Given exercise: Using the data below, gather each line that includes the word "JSON".
- - -
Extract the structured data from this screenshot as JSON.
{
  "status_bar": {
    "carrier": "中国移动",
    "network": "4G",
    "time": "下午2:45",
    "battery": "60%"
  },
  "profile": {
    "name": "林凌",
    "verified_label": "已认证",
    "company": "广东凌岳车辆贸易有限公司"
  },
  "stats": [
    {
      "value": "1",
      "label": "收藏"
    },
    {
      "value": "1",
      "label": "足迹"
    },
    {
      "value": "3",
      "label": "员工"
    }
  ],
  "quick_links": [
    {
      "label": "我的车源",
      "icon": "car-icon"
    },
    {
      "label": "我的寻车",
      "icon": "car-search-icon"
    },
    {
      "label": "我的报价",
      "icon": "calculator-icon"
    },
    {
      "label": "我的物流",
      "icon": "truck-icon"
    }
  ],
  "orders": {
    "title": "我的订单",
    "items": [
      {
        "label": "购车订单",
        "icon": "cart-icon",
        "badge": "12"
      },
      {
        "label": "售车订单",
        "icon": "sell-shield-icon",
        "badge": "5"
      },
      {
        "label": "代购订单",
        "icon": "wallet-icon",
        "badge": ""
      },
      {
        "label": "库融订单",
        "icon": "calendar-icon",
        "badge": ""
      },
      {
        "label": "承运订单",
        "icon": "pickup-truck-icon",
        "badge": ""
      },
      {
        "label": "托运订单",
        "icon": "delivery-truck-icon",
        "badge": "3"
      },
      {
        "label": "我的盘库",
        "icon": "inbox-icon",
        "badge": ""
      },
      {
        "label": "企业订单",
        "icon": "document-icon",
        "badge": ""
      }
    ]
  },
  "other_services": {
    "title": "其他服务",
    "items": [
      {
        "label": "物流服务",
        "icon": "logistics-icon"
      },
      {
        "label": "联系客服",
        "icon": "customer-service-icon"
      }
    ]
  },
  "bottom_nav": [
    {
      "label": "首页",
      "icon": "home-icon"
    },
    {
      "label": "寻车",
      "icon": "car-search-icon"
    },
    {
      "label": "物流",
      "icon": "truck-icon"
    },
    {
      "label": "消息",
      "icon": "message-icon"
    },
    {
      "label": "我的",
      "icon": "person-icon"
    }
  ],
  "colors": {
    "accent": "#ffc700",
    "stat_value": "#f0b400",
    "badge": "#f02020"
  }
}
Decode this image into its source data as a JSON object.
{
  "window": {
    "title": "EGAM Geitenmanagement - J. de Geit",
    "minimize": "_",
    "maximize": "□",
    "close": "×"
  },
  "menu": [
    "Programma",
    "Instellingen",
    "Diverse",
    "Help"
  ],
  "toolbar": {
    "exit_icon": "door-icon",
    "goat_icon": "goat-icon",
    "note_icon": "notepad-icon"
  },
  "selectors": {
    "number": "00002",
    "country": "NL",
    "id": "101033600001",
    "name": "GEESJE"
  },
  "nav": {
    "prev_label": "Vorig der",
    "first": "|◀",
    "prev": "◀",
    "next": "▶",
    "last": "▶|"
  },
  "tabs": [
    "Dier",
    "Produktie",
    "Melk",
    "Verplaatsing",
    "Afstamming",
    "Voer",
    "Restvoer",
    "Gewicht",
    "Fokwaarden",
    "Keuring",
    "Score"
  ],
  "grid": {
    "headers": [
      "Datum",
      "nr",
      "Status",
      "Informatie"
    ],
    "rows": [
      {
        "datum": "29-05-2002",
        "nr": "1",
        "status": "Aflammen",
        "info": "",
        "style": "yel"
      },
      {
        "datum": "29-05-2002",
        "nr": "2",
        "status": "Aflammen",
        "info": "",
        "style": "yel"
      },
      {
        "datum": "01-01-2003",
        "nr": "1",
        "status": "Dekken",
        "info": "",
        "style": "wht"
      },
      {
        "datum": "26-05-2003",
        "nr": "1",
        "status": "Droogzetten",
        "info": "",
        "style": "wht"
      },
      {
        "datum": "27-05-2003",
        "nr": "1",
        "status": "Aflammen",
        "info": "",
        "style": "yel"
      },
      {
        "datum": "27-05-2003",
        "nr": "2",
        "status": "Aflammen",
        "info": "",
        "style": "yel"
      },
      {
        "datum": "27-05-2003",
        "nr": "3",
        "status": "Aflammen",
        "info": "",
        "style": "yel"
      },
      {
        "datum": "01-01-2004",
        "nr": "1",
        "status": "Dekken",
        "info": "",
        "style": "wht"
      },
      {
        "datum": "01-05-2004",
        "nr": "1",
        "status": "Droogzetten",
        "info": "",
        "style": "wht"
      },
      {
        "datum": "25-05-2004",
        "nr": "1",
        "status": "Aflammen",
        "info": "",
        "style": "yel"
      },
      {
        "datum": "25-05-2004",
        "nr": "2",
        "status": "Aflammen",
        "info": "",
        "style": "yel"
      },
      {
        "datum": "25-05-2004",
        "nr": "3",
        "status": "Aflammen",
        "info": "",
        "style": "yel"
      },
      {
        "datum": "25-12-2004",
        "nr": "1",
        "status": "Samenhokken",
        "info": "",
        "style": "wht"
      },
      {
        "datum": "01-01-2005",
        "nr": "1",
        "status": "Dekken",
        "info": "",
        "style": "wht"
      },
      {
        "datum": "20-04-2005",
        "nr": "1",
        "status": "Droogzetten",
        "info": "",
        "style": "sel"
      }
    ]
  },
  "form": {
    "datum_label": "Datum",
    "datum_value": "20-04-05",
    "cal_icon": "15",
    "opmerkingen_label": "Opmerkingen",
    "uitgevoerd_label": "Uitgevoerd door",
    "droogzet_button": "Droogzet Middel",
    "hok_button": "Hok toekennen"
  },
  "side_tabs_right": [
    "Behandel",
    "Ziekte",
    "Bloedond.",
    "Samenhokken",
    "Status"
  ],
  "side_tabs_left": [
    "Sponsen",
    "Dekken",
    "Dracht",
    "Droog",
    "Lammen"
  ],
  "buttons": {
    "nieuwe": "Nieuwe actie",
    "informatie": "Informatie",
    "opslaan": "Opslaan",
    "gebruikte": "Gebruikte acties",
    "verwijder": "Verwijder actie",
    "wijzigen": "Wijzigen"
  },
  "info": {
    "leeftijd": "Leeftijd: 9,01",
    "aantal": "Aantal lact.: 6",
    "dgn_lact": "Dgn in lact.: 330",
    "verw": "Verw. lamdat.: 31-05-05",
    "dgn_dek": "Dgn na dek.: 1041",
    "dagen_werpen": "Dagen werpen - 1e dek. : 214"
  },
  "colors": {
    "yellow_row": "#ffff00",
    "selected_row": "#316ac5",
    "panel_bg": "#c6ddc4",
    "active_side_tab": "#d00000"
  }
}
- - -
Task output:
Extract the structured data from this screenshot as JSON.
Decode this image into its source data as a JSON object.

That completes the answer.